WHAT IS NEEDED:
Please give the count of lines holding the string "MwSt" and nothing besides.

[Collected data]
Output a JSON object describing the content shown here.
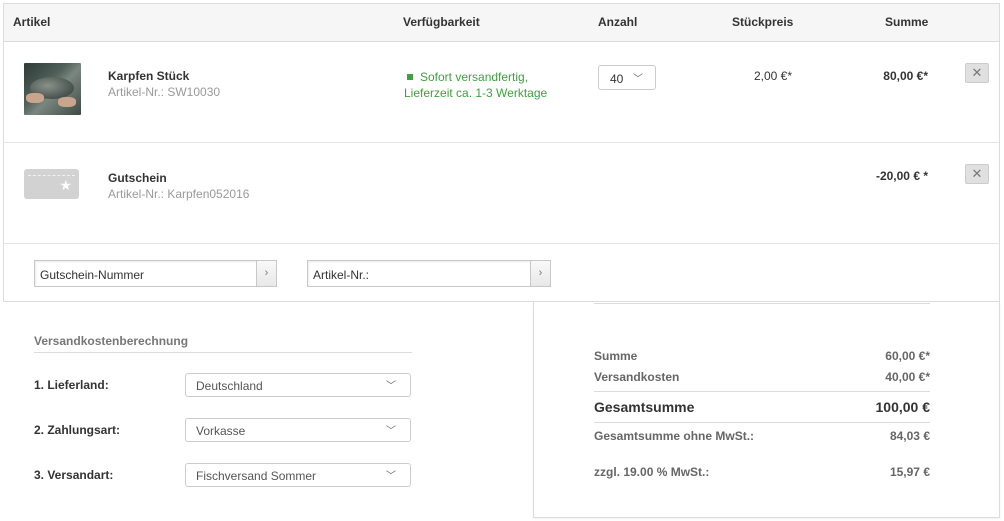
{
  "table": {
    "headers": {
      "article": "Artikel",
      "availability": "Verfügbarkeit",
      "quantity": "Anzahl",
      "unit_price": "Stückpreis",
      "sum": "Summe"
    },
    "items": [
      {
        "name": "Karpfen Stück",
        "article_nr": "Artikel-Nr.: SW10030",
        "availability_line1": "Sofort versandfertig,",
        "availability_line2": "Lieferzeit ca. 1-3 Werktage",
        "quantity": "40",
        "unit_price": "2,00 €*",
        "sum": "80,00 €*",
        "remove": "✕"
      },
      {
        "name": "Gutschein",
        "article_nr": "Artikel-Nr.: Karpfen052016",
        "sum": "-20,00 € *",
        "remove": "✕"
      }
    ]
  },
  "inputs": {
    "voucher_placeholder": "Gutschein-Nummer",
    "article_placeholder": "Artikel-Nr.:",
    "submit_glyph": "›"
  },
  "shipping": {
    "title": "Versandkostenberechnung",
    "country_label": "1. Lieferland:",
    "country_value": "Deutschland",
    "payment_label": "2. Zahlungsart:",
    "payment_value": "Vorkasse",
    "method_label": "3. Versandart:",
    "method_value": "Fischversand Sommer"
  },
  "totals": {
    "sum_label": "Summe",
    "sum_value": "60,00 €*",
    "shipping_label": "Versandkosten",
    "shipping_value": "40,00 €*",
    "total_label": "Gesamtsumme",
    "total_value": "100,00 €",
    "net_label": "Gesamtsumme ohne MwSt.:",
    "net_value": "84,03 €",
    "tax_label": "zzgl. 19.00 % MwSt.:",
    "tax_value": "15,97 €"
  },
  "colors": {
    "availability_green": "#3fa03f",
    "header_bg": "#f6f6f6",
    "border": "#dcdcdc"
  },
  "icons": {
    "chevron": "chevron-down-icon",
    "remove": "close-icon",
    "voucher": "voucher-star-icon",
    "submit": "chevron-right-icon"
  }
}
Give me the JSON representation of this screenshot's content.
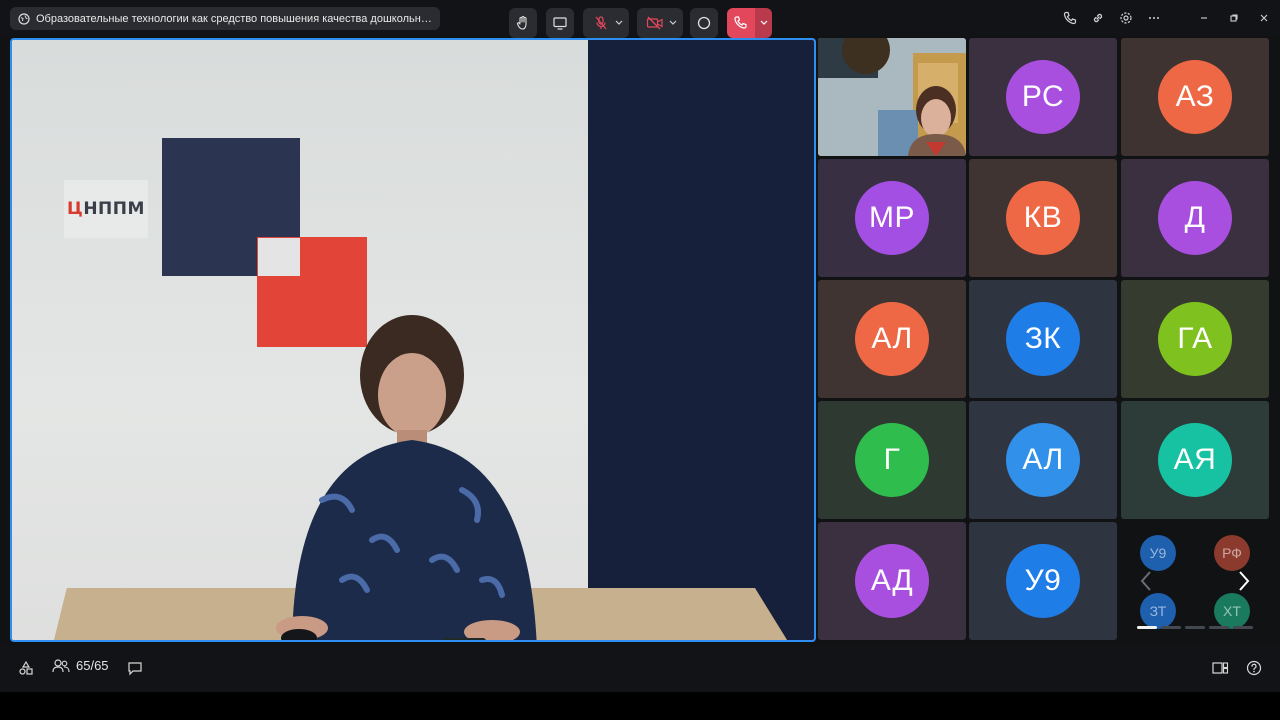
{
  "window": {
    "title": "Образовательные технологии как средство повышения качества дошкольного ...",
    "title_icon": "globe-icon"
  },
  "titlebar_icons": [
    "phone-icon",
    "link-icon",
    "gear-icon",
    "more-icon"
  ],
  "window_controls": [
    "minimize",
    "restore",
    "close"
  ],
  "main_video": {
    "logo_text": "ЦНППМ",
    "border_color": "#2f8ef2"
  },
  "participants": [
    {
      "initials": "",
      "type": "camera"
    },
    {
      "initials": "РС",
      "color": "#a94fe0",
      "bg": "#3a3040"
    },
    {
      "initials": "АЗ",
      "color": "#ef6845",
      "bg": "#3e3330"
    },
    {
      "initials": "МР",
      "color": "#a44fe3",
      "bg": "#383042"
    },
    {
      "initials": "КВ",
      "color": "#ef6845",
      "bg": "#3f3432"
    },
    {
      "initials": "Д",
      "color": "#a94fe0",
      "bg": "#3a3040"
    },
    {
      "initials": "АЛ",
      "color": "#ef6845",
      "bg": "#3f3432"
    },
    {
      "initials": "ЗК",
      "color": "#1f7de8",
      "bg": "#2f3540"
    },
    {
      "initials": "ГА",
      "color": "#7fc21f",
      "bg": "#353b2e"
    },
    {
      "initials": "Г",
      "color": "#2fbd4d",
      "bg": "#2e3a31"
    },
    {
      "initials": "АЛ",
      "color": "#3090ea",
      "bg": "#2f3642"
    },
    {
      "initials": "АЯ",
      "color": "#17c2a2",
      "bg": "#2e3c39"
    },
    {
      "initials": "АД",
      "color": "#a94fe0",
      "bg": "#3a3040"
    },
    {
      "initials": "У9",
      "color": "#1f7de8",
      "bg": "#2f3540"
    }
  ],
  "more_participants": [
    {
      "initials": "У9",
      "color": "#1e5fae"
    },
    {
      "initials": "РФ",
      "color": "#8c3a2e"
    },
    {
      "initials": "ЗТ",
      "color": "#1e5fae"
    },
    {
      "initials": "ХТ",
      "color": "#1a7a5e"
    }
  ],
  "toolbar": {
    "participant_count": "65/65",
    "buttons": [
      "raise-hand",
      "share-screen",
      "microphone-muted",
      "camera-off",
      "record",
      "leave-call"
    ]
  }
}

COMPLETED TASK:
2